**Task directions:**
Check the listing below line by line and report how many lines hold "processing", with no other words.

**Data extract:**

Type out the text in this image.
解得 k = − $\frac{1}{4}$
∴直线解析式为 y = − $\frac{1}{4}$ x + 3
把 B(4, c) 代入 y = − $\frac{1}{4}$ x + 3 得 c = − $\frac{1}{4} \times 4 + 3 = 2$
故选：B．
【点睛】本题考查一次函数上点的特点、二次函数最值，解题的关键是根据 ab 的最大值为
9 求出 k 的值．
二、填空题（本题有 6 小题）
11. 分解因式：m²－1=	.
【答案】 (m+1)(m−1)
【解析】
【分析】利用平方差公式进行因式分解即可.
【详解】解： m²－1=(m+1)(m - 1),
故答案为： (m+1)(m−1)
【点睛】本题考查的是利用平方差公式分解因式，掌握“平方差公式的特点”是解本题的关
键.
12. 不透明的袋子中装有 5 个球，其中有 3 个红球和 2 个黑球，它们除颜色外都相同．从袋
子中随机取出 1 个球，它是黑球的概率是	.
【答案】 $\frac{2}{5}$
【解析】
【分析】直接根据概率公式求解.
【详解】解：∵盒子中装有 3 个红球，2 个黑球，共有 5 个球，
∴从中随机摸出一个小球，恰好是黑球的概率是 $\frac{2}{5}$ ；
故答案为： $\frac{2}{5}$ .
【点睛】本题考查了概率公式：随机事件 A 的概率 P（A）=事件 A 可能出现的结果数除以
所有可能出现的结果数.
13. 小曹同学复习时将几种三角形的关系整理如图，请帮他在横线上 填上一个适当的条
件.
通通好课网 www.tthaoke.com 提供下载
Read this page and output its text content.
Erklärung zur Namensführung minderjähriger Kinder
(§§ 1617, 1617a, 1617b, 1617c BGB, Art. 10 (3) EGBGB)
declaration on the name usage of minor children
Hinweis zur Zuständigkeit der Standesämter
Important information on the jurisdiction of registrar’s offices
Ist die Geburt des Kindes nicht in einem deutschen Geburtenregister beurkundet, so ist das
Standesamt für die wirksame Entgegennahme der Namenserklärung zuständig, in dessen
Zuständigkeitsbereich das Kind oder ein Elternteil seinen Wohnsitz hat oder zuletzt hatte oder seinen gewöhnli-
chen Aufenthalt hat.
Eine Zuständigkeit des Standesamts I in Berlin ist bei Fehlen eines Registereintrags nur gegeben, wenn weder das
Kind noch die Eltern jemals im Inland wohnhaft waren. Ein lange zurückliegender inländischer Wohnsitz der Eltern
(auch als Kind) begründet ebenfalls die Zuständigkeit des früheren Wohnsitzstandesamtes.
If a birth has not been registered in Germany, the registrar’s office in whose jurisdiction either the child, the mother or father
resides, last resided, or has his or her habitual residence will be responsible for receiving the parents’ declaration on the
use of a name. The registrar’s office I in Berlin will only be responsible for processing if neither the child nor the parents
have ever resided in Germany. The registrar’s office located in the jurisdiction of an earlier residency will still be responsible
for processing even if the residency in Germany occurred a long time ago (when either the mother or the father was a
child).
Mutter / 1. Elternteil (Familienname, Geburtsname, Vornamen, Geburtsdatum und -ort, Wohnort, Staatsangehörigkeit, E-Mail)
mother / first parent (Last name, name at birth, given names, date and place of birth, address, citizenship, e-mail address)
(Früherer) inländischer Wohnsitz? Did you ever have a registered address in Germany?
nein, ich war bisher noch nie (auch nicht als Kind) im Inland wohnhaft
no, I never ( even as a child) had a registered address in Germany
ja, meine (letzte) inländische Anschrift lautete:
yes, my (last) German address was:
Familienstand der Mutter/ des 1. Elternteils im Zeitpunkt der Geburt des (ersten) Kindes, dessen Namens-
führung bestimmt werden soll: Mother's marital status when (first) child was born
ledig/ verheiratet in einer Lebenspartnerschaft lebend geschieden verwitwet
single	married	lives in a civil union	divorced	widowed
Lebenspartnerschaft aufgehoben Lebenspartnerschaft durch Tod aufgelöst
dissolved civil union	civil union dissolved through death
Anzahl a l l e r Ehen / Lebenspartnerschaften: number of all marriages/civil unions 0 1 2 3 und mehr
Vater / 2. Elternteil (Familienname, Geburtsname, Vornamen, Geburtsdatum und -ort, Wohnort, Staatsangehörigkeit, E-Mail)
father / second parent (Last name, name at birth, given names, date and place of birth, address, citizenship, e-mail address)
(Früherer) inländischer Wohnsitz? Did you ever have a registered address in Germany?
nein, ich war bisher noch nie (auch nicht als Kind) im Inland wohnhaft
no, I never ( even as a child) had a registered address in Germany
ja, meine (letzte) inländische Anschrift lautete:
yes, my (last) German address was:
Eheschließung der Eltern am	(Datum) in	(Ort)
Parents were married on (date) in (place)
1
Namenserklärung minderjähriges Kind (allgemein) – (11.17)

**Solution to this exercise:**
2